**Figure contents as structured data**
——

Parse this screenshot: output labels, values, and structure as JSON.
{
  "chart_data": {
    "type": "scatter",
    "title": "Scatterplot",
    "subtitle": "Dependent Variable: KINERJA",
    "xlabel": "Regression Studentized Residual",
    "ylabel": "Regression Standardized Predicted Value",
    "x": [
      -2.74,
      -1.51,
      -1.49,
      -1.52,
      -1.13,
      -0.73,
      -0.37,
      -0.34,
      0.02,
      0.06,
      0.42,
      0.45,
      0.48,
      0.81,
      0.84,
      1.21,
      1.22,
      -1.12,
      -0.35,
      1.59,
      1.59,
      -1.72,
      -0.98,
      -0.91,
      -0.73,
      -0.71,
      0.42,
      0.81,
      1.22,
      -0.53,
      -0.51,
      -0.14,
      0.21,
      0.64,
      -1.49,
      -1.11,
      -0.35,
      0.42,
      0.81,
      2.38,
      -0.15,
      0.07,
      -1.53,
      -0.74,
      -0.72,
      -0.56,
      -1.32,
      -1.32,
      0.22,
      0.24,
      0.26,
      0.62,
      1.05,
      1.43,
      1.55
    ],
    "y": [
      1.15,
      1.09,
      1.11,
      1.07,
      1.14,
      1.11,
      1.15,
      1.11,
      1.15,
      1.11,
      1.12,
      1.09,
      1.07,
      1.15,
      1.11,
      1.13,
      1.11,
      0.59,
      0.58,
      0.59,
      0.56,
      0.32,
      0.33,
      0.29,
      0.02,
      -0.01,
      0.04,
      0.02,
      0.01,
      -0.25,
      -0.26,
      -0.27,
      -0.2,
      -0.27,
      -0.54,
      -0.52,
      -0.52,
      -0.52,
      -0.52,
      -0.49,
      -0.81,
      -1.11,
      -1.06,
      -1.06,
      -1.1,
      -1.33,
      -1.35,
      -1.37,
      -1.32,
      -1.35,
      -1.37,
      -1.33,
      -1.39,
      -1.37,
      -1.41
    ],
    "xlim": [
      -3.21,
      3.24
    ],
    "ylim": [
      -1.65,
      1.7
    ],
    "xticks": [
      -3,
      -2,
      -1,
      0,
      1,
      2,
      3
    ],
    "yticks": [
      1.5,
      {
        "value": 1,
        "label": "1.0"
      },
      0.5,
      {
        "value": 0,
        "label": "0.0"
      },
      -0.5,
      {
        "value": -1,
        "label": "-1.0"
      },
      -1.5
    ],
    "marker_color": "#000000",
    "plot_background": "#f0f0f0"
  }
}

——

**Written problem**
All the data must be duplicated exactly, with nothing added or removed.

**Output**
Parse this screenshot: output labels, values, and structure as JSON.
{
  "chart_data": {
    "type": "scatter",
    "title": "Scatterplot",
    "subtitle": "Dependent Variable: KINERJA",
    "xlabel": "Regression Studentized Residual",
    "ylabel": "Regression Standardized Predicted Value",
    "x": [
      -2.74,
      -1.51,
      -1.49,
      -1.52,
      -1.13,
      -0.73,
      -0.37,
      -0.34,
      0.02,
      0.06,
      0.42,
      0.45,
      0.48,
      0.81,
      0.84,
      1.21,
      1.22,
      -1.12,
      -0.35,
      1.59,
      1.59,
      -1.72,
      -0.98,
      -0.91,
      -0.73,
      -0.71,
      0.42,
      0.81,
      1.22,
      -0.53,
      -0.51,
      -0.14,
      0.21,
      0.64,
      -1.49,
      -1.11,
      -0.35,
      0.42,
      0.81,
      2.38,
      -0.15,
      0.07,
      -1.53,
      -0.74,
      -0.72,
      -0.56,
      -1.32,
      -1.32,
      0.22,
      0.24,
      0.26,
      0.62,
      1.05,
      1.43,
      1.55
    ],
    "y": [
      1.15,
      1.09,
      1.11,
      1.07,
      1.14,
      1.11,
      1.15,
      1.11,
      1.15,
      1.11,
      1.12,
      1.09,
      1.07,
      1.15,
      1.11,
      1.13,
      1.11,
      0.59,
      0.58,
      0.59,
      0.56,
      0.32,
      0.33,
      0.29,
      0.02,
      -0.01,
      0.04,
      0.02,
      0.01,
      -0.25,
      -0.26,
      -0.27,
      -0.2,
      -0.27,
      -0.54,
      -0.52,
      -0.52,
      -0.52,
      -0.52,
      -0.49,
      -0.81,
      -1.11,
      -1.06,
      -1.06,
      -1.1,
      -1.33,
      -1.35,
      -1.37,
      -1.32,
      -1.35,
      -1.37,
      -1.33,
      -1.39,
      -1.37,
      -1.41
    ],
    "xlim": [
      -3.21,
      3.24
    ],
    "ylim": [
      -1.65,
      1.7
    ],
    "xticks": [
      -3,
      -2,
      -1,
      0,
      1,
      2,
      3
    ],
    "yticks": [
      1.5,
      {
        "value": 1,
        "label": "1.0"
      },
      0.5,
      {
        "value": 0,
        "label": "0.0"
      },
      -0.5,
      {
        "value": -1,
        "label": "-1.0"
      },
      -1.5
    ],
    "marker_color": "#000000",
    "plot_background": "#f0f0f0"
  }
}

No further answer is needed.